======== Data entries

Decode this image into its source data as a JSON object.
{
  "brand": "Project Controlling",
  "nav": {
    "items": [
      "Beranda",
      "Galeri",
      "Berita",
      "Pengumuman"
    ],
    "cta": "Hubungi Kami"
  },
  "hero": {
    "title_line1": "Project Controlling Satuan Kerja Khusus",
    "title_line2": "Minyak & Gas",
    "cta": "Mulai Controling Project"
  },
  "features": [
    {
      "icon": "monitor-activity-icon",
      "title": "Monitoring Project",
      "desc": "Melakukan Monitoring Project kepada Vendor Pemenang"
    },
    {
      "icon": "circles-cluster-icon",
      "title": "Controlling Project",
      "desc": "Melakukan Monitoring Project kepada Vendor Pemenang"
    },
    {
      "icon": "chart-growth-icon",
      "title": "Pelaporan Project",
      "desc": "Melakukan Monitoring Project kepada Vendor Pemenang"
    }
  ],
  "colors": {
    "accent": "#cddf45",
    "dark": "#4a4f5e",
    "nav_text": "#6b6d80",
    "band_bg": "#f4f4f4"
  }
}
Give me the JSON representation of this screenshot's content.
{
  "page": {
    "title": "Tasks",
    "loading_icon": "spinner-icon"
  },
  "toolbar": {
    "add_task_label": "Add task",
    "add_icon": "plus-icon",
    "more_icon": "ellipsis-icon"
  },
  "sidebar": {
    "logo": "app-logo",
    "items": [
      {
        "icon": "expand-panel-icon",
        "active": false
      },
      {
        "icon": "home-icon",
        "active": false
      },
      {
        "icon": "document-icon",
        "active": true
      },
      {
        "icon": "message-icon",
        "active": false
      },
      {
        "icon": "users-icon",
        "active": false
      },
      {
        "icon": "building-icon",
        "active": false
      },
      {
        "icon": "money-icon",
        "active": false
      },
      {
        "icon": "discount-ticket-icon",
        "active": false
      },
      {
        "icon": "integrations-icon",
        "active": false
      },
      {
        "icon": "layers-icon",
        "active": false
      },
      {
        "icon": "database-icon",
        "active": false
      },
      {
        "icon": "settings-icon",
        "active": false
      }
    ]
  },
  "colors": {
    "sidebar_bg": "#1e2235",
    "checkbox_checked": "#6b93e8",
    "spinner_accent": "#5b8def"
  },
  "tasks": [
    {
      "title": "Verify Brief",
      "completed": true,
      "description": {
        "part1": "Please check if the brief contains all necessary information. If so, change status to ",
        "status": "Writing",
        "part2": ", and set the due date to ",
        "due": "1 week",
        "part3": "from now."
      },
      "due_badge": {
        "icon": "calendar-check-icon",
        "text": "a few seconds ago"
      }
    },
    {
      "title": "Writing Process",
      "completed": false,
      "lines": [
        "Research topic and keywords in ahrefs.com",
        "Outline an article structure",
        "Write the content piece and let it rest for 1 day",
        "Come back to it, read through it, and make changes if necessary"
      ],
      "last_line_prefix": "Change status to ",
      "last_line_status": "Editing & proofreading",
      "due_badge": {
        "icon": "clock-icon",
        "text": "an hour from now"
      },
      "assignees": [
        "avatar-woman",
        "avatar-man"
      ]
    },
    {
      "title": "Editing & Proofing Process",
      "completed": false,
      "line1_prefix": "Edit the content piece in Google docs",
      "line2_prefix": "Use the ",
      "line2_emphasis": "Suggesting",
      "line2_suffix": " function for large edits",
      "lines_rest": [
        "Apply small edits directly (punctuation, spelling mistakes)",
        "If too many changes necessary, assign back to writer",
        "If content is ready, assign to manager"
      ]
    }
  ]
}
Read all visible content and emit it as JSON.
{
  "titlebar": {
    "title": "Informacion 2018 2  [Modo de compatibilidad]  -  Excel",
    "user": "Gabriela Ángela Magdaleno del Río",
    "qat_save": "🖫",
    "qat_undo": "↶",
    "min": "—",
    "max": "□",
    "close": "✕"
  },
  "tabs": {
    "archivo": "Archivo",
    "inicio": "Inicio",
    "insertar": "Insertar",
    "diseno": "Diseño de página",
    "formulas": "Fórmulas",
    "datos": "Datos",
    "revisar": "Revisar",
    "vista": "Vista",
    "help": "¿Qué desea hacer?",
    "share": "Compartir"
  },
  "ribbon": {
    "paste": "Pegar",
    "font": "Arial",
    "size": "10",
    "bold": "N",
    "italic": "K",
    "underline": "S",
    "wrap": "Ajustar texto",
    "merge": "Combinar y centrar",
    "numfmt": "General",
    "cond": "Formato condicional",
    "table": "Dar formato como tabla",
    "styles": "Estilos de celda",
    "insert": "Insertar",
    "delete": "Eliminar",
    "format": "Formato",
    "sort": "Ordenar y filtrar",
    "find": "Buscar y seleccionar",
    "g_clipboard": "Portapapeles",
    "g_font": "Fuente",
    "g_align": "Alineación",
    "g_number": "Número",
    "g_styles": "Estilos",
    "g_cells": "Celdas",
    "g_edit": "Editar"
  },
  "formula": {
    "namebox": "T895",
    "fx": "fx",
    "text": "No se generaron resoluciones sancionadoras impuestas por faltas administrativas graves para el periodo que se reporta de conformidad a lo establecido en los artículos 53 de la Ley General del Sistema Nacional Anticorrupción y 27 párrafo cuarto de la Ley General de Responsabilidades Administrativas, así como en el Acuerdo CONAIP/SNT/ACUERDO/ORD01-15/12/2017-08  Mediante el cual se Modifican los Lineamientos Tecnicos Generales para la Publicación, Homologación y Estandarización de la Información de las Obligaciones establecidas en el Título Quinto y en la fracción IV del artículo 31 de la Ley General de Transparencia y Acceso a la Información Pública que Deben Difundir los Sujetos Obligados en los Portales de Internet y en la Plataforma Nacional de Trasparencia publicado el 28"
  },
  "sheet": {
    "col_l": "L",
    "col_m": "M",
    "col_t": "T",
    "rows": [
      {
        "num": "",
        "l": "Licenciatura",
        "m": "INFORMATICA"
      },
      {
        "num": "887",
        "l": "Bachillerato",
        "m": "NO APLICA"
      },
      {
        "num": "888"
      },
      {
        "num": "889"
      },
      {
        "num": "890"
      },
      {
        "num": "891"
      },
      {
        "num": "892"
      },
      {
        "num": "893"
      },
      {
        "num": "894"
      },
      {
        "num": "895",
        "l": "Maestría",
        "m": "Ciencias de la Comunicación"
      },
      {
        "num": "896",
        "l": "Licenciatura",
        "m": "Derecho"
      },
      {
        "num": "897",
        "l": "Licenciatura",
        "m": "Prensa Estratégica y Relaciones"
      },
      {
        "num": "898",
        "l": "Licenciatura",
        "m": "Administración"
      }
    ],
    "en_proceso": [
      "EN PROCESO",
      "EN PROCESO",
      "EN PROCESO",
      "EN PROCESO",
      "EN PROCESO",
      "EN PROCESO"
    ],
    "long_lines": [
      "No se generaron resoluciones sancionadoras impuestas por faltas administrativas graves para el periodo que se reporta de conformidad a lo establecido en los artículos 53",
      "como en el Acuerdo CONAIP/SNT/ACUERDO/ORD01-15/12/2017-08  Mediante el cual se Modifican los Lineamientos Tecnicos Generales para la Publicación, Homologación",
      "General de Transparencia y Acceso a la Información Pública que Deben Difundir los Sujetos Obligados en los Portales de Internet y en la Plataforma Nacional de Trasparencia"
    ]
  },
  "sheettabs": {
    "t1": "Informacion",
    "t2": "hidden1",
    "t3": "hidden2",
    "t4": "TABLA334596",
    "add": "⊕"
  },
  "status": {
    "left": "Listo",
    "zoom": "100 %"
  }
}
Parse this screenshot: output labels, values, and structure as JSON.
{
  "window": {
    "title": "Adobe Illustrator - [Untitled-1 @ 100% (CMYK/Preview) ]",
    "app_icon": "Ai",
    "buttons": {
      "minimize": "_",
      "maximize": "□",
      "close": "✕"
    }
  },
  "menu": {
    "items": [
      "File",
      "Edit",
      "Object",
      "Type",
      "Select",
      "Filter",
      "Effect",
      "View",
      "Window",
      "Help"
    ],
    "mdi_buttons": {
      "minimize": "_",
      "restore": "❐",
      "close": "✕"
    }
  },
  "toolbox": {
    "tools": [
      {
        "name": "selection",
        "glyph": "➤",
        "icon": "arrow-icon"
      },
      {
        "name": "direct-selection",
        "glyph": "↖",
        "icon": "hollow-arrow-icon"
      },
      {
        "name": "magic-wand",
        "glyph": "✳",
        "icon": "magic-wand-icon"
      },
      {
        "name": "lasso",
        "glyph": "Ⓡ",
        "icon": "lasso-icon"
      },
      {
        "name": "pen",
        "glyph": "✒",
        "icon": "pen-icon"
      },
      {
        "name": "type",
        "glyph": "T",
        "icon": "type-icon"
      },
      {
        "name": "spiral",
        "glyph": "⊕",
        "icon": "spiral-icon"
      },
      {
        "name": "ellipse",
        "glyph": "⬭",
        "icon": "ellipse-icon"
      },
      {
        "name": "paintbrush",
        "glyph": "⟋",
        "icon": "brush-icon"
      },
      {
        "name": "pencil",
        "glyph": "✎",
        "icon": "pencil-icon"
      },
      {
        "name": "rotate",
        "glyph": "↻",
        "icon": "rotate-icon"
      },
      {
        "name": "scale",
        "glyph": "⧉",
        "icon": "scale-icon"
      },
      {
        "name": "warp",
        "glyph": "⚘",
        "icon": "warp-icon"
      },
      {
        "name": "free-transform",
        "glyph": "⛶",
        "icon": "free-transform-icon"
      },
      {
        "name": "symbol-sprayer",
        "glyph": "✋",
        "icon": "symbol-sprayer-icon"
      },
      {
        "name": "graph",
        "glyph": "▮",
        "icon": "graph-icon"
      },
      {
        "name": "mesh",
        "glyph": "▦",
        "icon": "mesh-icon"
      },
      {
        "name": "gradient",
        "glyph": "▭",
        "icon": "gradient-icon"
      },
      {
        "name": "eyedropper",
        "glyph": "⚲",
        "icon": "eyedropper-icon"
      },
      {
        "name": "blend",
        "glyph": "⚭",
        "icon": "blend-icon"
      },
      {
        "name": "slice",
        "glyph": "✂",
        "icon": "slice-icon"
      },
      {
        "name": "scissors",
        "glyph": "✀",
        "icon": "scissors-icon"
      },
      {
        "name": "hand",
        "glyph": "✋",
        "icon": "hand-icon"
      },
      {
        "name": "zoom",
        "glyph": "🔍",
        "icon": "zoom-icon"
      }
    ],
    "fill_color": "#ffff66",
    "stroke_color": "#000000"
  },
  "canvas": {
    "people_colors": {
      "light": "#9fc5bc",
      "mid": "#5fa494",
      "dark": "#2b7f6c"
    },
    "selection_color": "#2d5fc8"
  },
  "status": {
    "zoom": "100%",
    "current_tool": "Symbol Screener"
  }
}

================

Identify each line in the entries with the word "para" and copy it.

◆ Exercise answer
    "text": "No se generaron resoluciones sancionadoras impuestas por faltas administrativas graves para el periodo que se reporta de conformidad a lo establecido en los artículos 53 de la Ley General del Sistema Nacional Anticorrupción y 27 párrafo cuarto de la Ley General de Responsabilidades Administrativas, así como en el Acuerdo CONAIP/SNT/ACUERDO/ORD01-15/12/2017-08  Mediante el cual se Modifican los Lineamientos Tecnicos Generales para la Publicación, Homologación y Estandarización de la Información de las Obligaciones establecidas en el Título Quinto y en la fracción IV del artículo 31 de la Ley General de Transparencia y Acceso a la Información Pública que Deben Difundir los Sujetos Obligados en los Portales de Internet y en la Plataforma Nacional de Trasparencia publicado el 28"
      "No se generaron resoluciones sancionadoras impuestas por faltas administrativas graves para el periodo que se reporta de conformidad a lo establecido en los artículos 53",
      "como en el Acuerdo CONAIP/SNT/ACUERDO/ORD01-15/12/2017-08  Mediante el cual se Modifican los Lineamientos Tecnicos Generales para la Publicación, Homologación",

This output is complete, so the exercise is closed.